=== Soal A ===
Bagaimana terjemahan bahasa Inggris dari kalimat "Keempat kelompok ini terbagi menjadi dua kelompok." dalam kutipan tentang suku Quraisy?
=== Soal B ===
Tuliskan ulang kata demi kata bagian kutipan tentang suku Quraisy yang dibuka dengan kata-kata berisi "Sebelum Islam suku" dan ditutup dengan "shallallahu ‘alaihi wasallam).".
=== Soal C ===
Menurut kutipan tentang suku Quraisy, kelompok apa saja yang memimpin suku Quraisy sebelum Islam?

=== Kutipan ===
Allah subhanahu wa
ta’ala menjadikan kaum muslimin itu tidak hanya satu kelompok saja. Dalam
Islam terdapat banyak kelompok dimana antara satu kelompok dengan kelompok yang
lain saling bertentangan dan berbeda pendapat.
Sebelum Islam suku
Quraisy dipimpin oleh empat kelompok, yaitu Bani Hasyim, Bani Mutholib, Bani
Naufal dan Bani Abdi Syamsin. Keempat kelompok ini terbagi menjadi dua
kelompok. Pertama kelompok yang ingin mengembalikan Izzul ‘Arab melalui Islam yaitu dengan
mempersiapkan kelahiran Nabi yang ditunggu-tunggu, mereka adalah Bani Hasyim
dan Bani Mutholib. Hal ini mereka ketahui melalui isyaroh Alloh SWT yang
diterima oleh Abdul Mutholib (kakek baginda Nabi sendiri) berupa digalinya
sumur zam-zam yang menjadi salah satu sumber kehidupan suku Quraisy dan
penduduk Makkah pada umumnya, karena sumur zam-zam tidak akan digali kecuali
pada zaman Nabi yang terakhir (Nabi Muhammad shallallahu ‘alaihi wasallam).
Adapun zam-zam yang ada pada masa Nabi Isma'il AS adalah mata air atau sendang
(danau) bukan sumur. Sebagai rasa terima kasih, bangsa Arab ingin mengangkat
Abdul Mutholib sebagai raja atau pemimpin sebagai penghormatan, tetapi beliau
menolak dan mengatakan: "Jadikan saja aku sebagai Syaikhu Makkah, yang
mana kalian tidak akan memutuskan suatu perkara apapun kecuali setelah kalian
meminta pendapatku terlebih dahulu".

=== Data ===
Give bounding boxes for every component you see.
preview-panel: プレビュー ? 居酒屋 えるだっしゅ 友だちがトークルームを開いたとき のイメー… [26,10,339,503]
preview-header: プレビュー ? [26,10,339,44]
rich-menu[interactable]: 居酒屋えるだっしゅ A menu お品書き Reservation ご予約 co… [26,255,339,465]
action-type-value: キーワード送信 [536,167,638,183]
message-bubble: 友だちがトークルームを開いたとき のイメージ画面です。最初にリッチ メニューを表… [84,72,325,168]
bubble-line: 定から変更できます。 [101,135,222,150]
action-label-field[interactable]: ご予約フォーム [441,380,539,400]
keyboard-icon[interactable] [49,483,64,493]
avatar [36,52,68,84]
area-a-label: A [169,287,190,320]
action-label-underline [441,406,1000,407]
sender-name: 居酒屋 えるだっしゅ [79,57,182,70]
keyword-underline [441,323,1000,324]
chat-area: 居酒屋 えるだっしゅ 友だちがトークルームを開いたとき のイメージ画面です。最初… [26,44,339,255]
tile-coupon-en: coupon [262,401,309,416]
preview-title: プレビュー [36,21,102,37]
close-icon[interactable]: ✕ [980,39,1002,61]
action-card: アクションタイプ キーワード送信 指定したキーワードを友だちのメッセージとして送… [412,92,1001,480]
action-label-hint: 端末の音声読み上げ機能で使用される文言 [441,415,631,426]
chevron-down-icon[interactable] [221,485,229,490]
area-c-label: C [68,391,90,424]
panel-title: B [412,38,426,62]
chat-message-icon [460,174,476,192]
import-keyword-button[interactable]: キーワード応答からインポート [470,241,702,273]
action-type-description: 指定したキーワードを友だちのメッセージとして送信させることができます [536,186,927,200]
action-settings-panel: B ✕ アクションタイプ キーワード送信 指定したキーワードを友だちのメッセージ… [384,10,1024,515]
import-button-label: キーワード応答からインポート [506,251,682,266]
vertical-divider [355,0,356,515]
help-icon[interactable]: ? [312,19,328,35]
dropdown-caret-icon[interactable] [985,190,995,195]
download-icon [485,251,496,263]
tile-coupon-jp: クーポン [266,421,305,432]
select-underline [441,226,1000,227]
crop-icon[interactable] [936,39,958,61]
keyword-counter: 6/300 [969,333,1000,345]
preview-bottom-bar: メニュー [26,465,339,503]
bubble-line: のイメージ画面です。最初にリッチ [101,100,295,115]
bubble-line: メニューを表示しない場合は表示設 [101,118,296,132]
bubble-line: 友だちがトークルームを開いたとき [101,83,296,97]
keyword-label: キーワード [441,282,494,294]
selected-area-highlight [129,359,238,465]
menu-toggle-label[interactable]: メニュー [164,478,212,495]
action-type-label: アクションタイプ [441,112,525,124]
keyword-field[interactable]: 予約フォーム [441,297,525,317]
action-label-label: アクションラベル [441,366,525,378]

=== Hasil Akhir A ===
These four groups were divided into two groups.

=== Hasil Akhir B ===
Sebelum Islam suku
Quraisy dipimpin oleh empat kelompok, yaitu Bani Hasyim, Bani Mutholib, Bani
Naufal dan Bani Abdi Syamsin. Keempat kelompok ini terbagi menjadi dua
kelompok. Pertama kelompok yang ingin mengembalikan Izzul ‘Arab melalui Islam yaitu dengan
mempersiapkan kelahiran Nabi yang ditunggu-tunggu, mereka adalah Bani Hasyim
dan Bani Mutholib. Hal ini mereka ketahui melalui isyaroh Alloh SWT yang
diterima oleh Abdul Mutholib (kakek baginda Nabi sendiri) berupa digalinya
sumur zam-zam yang menjadi salah satu sumber kehidupan suku Quraisy dan
penduduk Makkah pada umumnya, karena sumur zam-zam tidak akan digali kecuali
pada zaman Nabi yang terakhir (Nabi Muhammad shallallahu ‘alaihi wasallam).

=== Hasil Akhir C ===
Bani Hasyim, Bani Mutholib, Bani Naufal, dan Bani Abdi Syamsin.